_Task requirements_
Transcribe the full listing below exactly.

_Input for this task_
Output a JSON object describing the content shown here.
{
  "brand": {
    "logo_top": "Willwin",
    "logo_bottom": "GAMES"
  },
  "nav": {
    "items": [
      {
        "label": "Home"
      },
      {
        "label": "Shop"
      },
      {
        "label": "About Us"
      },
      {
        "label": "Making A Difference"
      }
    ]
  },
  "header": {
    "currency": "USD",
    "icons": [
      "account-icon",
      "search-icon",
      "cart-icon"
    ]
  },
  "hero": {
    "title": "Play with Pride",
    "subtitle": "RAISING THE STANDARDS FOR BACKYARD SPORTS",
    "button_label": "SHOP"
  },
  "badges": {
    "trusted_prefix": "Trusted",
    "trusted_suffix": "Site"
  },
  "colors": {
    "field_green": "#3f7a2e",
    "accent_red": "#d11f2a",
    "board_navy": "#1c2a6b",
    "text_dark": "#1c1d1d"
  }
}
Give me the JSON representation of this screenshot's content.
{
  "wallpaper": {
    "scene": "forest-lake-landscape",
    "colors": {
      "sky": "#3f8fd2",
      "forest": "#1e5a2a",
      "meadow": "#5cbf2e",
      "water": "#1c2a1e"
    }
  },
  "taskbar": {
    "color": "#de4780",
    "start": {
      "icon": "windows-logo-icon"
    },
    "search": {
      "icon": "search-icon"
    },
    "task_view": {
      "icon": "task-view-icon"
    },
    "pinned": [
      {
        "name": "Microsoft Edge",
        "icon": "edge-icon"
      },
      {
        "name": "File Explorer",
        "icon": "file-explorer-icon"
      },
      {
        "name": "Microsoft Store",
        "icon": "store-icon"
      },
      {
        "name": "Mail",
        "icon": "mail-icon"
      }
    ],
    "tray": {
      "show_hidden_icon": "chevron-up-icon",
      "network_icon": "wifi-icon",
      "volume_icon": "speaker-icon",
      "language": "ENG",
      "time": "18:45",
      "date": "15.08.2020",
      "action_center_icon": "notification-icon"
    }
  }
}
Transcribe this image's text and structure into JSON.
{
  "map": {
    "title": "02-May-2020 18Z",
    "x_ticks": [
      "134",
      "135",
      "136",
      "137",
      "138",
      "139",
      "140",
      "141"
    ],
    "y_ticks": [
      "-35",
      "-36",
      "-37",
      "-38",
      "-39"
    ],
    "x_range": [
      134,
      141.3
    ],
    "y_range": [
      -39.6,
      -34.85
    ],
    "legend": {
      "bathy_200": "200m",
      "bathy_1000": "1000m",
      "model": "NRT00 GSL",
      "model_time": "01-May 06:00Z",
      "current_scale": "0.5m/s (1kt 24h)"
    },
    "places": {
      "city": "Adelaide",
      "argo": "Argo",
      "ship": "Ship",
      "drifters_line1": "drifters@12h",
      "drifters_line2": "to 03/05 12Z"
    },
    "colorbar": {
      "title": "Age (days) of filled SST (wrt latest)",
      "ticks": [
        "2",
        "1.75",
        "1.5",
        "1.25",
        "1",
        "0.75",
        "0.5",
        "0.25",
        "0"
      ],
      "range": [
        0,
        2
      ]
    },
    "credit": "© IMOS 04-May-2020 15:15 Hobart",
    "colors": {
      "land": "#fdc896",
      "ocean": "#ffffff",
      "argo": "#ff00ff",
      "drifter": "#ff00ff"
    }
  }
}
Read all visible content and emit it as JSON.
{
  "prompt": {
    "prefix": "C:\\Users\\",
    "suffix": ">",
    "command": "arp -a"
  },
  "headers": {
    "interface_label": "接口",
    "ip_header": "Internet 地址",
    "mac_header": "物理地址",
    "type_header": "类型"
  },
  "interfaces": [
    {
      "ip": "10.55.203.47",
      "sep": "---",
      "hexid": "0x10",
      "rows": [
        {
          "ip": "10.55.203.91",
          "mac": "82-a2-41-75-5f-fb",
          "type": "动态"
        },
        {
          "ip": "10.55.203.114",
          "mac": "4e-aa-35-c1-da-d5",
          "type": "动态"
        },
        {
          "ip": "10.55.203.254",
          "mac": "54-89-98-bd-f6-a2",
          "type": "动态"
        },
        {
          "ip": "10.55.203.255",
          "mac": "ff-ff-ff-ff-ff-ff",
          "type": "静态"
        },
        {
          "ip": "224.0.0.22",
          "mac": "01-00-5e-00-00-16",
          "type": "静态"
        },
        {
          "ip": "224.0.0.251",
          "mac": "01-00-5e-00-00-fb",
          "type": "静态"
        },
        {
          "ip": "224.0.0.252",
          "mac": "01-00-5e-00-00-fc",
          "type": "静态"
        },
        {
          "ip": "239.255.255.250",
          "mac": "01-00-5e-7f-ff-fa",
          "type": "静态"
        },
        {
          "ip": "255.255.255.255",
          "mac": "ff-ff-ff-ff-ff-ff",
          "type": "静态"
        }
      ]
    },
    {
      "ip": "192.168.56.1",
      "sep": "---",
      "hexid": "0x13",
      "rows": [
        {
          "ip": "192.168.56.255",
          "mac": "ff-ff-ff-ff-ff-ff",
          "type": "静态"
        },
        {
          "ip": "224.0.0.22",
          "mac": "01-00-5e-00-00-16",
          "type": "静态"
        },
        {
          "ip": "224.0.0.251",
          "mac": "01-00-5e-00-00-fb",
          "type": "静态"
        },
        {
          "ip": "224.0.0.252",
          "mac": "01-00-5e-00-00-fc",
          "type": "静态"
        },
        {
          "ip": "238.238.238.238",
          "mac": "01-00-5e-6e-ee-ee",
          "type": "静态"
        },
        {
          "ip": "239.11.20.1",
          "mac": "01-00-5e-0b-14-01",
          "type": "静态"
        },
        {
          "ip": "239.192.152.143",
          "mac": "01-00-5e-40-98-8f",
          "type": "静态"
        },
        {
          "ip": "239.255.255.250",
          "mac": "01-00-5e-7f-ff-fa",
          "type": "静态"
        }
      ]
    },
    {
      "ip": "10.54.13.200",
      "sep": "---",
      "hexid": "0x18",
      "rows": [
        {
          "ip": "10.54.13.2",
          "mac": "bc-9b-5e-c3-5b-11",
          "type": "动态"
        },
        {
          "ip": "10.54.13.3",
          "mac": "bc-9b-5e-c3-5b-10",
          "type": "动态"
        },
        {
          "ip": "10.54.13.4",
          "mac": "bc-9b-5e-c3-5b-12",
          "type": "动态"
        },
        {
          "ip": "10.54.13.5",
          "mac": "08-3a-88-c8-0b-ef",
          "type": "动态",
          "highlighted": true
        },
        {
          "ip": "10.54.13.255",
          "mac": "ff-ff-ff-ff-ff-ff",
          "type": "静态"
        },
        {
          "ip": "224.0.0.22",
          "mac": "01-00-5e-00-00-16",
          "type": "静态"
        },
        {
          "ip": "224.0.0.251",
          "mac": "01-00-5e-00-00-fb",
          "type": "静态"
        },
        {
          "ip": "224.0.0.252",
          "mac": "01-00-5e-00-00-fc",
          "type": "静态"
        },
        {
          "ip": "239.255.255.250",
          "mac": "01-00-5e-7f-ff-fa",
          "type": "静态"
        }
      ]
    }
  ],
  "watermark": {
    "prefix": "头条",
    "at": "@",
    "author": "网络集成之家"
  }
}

_Answer for the task_
Output a JSON object describing the content shown here.
{
  "brand": {
    "logo_top": "Willwin",
    "logo_bottom": "GAMES"
  },
  "nav": {
    "items": [
      {
        "label": "Home"
      },
      {
        "label": "Shop"
      },
      {
        "label": "About Us"
      },
      {
        "label": "Making A Difference"
      }
    ]
  },
  "header": {
    "currency": "USD",
    "icons": [
      "account-icon",
      "search-icon",
      "cart-icon"
    ]
  },
  "hero": {
    "title": "Play with Pride",
    "subtitle": "RAISING THE STANDARDS FOR BACKYARD SPORTS",
    "button_label": "SHOP"
  },
  "badges": {
    "trusted_prefix": "Trusted",
    "trusted_suffix": "Site"
  },
  "colors": {
    "field_green": "#3f7a2e",
    "accent_red": "#d11f2a",
    "board_navy": "#1c2a6b",
    "text_dark": "#1c1d1d"
  }
}
Give me the JSON representation of this screenshot's content.
{
  "wallpaper": {
    "scene": "forest-lake-landscape",
    "colors": {
      "sky": "#3f8fd2",
      "forest": "#1e5a2a",
      "meadow": "#5cbf2e",
      "water": "#1c2a1e"
    }
  },
  "taskbar": {
    "color": "#de4780",
    "start": {
      "icon": "windows-logo-icon"
    },
    "search": {
      "icon": "search-icon"
    },
    "task_view": {
      "icon": "task-view-icon"
    },
    "pinned": [
      {
        "name": "Microsoft Edge",
        "icon": "edge-icon"
      },
      {
        "name": "File Explorer",
        "icon": "file-explorer-icon"
      },
      {
        "name": "Microsoft Store",
        "icon": "store-icon"
      },
      {
        "name": "Mail",
        "icon": "mail-icon"
      }
    ],
    "tray": {
      "show_hidden_icon": "chevron-up-icon",
      "network_icon": "wifi-icon",
      "volume_icon": "speaker-icon",
      "language": "ENG",
      "time": "18:45",
      "date": "15.08.2020",
      "action_center_icon": "notification-icon"
    }
  }
}
Transcribe this image's text and structure into JSON.
{
  "map": {
    "title": "02-May-2020 18Z",
    "x_ticks": [
      "134",
      "135",
      "136",
      "137",
      "138",
      "139",
      "140",
      "141"
    ],
    "y_ticks": [
      "-35",
      "-36",
      "-37",
      "-38",
      "-39"
    ],
    "x_range": [
      134,
      141.3
    ],
    "y_range": [
      -39.6,
      -34.85
    ],
    "legend": {
      "bathy_200": "200m",
      "bathy_1000": "1000m",
      "model": "NRT00 GSL",
      "model_time": "01-May 06:00Z",
      "current_scale": "0.5m/s (1kt 24h)"
    },
    "places": {
      "city": "Adelaide",
      "argo": "Argo",
      "ship": "Ship",
      "drifters_line1": "drifters@12h",
      "drifters_line2": "to 03/05 12Z"
    },
    "colorbar": {
      "title": "Age (days) of filled SST (wrt latest)",
      "ticks": [
        "2",
        "1.75",
        "1.5",
        "1.25",
        "1",
        "0.75",
        "0.5",
        "0.25",
        "0"
      ],
      "range": [
        0,
        2
      ]
    },
    "credit": "© IMOS 04-May-2020 15:15 Hobart",
    "colors": {
      "land": "#fdc896",
      "ocean": "#ffffff",
      "argo": "#ff00ff",
      "drifter": "#ff00ff"
    }
  }
}
Read all visible content and emit it as JSON.
{
  "prompt": {
    "prefix": "C:\\Users\\",
    "suffix": ">",
    "command": "arp -a"
  },
  "headers": {
    "interface_label": "接口",
    "ip_header": "Internet 地址",
    "mac_header": "物理地址",
    "type_header": "类型"
  },
  "interfaces": [
    {
      "ip": "10.55.203.47",
      "sep": "---",
      "hexid": "0x10",
      "rows": [
        {
          "ip": "10.55.203.91",
          "mac": "82-a2-41-75-5f-fb",
          "type": "动态"
        },
        {
          "ip": "10.55.203.114",
          "mac": "4e-aa-35-c1-da-d5",
          "type": "动态"
        },
        {
          "ip": "10.55.203.254",
          "mac": "54-89-98-bd-f6-a2",
          "type": "动态"
        },
        {
          "ip": "10.55.203.255",
          "mac": "ff-ff-ff-ff-ff-ff",
          "type": "静态"
        },
        {
          "ip": "224.0.0.22",
          "mac": "01-00-5e-00-00-16",
          "type": "静态"
        },
        {
          "ip": "224.0.0.251",
          "mac": "01-00-5e-00-00-fb",
          "type": "静态"
        },
        {
          "ip": "224.0.0.252",
          "mac": "01-00-5e-00-00-fc",
          "type": "静态"
        },
        {
          "ip": "239.255.255.250",
          "mac": "01-00-5e-7f-ff-fa",
          "type": "静态"
        },
        {
          "ip": "255.255.255.255",
          "mac": "ff-ff-ff-ff-ff-ff",
          "type": "静态"
        }
      ]
    },
    {
      "ip": "192.168.56.1",
      "sep": "---",
      "hexid": "0x13",
      "rows": [
        {
          "ip": "192.168.56.255",
          "mac": "ff-ff-ff-ff-ff-ff",
          "type": "静态"
        },
        {
          "ip": "224.0.0.22",
          "mac": "01-00-5e-00-00-16",
          "type": "静态"
        },
        {
          "ip": "224.0.0.251",
          "mac": "01-00-5e-00-00-fb",
          "type": "静态"
        },
        {
          "ip": "224.0.0.252",
          "mac": "01-00-5e-00-00-fc",
          "type": "静态"
        },
        {
          "ip": "238.238.238.238",
          "mac": "01-00-5e-6e-ee-ee",
          "type": "静态"
        },
        {
          "ip": "239.11.20.1",
          "mac": "01-00-5e-0b-14-01",
          "type": "静态"
        },
        {
          "ip": "239.192.152.143",
          "mac": "01-00-5e-40-98-8f",
          "type": "静态"
        },
        {
          "ip": "239.255.255.250",
          "mac": "01-00-5e-7f-ff-fa",
          "type": "静态"
        }
      ]
    },
    {
      "ip": "10.54.13.200",
      "sep": "---",
      "hexid": "0x18",
      "rows": [
        {
          "ip": "10.54.13.2",
          "mac": "bc-9b-5e-c3-5b-11",
          "type": "动态"
        },
        {
          "ip": "10.54.13.3",
          "mac": "bc-9b-5e-c3-5b-10",
          "type": "动态"
        },
        {
          "ip": "10.54.13.4",
          "mac": "bc-9b-5e-c3-5b-12",
          "type": "动态"
        },
        {
          "ip": "10.54.13.5",
          "mac": "08-3a-88-c8-0b-ef",
          "type": "动态",
          "highlighted": true
        },
        {
          "ip": "10.54.13.255",
          "mac": "ff-ff-ff-ff-ff-ff",
          "type": "静态"
        },
        {
          "ip": "224.0.0.22",
          "mac": "01-00-5e-00-00-16",
          "type": "静态"
        },
        {
          "ip": "224.0.0.251",
          "mac": "01-00-5e-00-00-fb",
          "type": "静态"
        },
        {
          "ip": "224.0.0.252",
          "mac": "01-00-5e-00-00-fc",
          "type": "静态"
        },
        {
          "ip": "239.255.255.250",
          "mac": "01-00-5e-7f-ff-fa",
          "type": "静态"
        }
      ]
    }
  ],
  "watermark": {
    "prefix": "头条",
    "at": "@",
    "author": "网络集成之家"
  }
}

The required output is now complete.